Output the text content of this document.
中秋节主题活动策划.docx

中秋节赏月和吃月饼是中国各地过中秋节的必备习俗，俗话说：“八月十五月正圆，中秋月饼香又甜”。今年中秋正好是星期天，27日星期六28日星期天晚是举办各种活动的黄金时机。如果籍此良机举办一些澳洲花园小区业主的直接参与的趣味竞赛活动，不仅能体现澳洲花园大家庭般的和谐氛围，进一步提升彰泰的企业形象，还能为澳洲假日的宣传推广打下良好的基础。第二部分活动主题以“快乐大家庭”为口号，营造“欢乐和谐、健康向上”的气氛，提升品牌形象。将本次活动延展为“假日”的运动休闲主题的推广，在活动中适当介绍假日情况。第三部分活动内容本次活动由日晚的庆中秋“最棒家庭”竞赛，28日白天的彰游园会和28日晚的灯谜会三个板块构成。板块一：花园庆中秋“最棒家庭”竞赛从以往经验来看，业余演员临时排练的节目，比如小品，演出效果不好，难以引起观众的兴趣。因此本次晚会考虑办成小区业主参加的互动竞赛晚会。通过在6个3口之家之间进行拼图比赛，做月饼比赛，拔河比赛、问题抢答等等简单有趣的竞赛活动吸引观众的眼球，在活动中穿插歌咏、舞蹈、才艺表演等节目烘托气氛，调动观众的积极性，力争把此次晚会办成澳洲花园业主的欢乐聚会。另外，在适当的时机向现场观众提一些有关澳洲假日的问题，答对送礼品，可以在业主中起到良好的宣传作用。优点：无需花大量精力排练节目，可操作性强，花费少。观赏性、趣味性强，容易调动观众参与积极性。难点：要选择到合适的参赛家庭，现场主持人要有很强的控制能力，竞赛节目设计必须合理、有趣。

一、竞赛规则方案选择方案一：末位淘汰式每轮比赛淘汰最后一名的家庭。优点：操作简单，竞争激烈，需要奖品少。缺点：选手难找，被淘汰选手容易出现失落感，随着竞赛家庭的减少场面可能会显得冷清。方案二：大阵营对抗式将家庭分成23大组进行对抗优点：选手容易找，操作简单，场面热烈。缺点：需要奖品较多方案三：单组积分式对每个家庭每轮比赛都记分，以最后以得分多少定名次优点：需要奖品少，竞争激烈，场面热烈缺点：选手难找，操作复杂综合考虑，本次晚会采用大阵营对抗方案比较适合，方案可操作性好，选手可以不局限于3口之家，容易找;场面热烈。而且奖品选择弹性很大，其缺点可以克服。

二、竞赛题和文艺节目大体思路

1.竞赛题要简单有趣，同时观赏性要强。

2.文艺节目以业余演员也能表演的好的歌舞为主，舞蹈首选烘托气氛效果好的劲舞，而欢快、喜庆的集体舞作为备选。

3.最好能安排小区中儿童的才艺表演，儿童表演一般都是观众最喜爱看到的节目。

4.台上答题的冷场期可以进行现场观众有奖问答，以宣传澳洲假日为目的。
◇ ◇ ◇ ◇
AIM. Transcribe the material exactly as it reads.

ANSWER TO THIS PROBLEM.
Output the text content of this document.
中秋节主题活动策划.docx

中秋节赏月和吃月饼是中国各地过中秋节的必备习俗，俗话说：“八月十五月正圆，中秋月饼香又甜”。今年中秋正好是星期天，27日星期六28日星期天晚是举办各种活动的黄金时机。如果籍此良机举办一些澳洲花园小区业主的直接参与的趣味竞赛活动，不仅能体现澳洲花园大家庭般的和谐氛围，进一步提升彰泰的企业形象，还能为澳洲假日的宣传推广打下良好的基础。第二部分活动主题以“快乐大家庭”为口号，营造“欢乐和谐、健康向上”的气氛，提升品牌形象。将本次活动延展为“假日”的运动休闲主题的推广，在活动中适当介绍假日情况。第三部分活动内容本次活动由日晚的庆中秋“最棒家庭”竞赛，28日白天的彰游园会和28日晚的灯谜会三个板块构成。板块一：花园庆中秋“最棒家庭”竞赛从以往经验来看，业余演员临时排练的节目，比如小品，演出效果不好，难以引起观众的兴趣。因此本次晚会考虑办成小区业主参加的互动竞赛晚会。通过在6个3口之家之间进行拼图比赛，做月饼比赛，拔河比赛、问题抢答等等简单有趣的竞赛活动吸引观众的眼球，在活动中穿插歌咏、舞蹈、才艺表演等节目烘托气氛，调动观众的积极性，力争把此次晚会办成澳洲花园业主的欢乐聚会。另外，在适当的时机向现场观众提一些有关澳洲假日的问题，答对送礼品，可以在业主中起到良好的宣传作用。优点：无需花大量精力排练节目，可操作性强，花费少。观赏性、趣味性强，容易调动观众参与积极性。难点：要选择到合适的参赛家庭，现场主持人要有很强的控制能力，竞赛节目设计必须合理、有趣。

一、竞赛规则方案选择方案一：末位淘汰式每轮比赛淘汰最后一名的家庭。优点：操作简单，竞争激烈，需要奖品少。缺点：选手难找，被淘汰选手容易出现失落感，随着竞赛家庭的减少场面可能会显得冷清。方案二：大阵营对抗式将家庭分成23大组进行对抗优点：选手容易找，操作简单，场面热烈。缺点：需要奖品较多方案三：单组积分式对每个家庭每轮比赛都记分，以最后以得分多少定名次优点：需要奖品少，竞争激烈，场面热烈缺点：选手难找，操作复杂综合考虑，本次晚会采用大阵营对抗方案比较适合，方案可操作性好，选手可以不局限于3口之家，容易找;场面热烈。而且奖品选择弹性很大，其缺点可以克服。

二、竞赛题和文艺节目大体思路

1.竞赛题要简单有趣，同时观赏性要强。

2.文艺节目以业余演员也能表演的好的歌舞为主，舞蹈首选烘托气氛效果好的劲舞，而欢快、喜庆的集体舞作为备选。

3.最好能安排小区中儿童的才艺表演，儿童表演一般都是观众最喜爱看到的节目。

4.台上答题的冷场期可以进行现场观众有奖问答，以宣传澳洲假日为目的。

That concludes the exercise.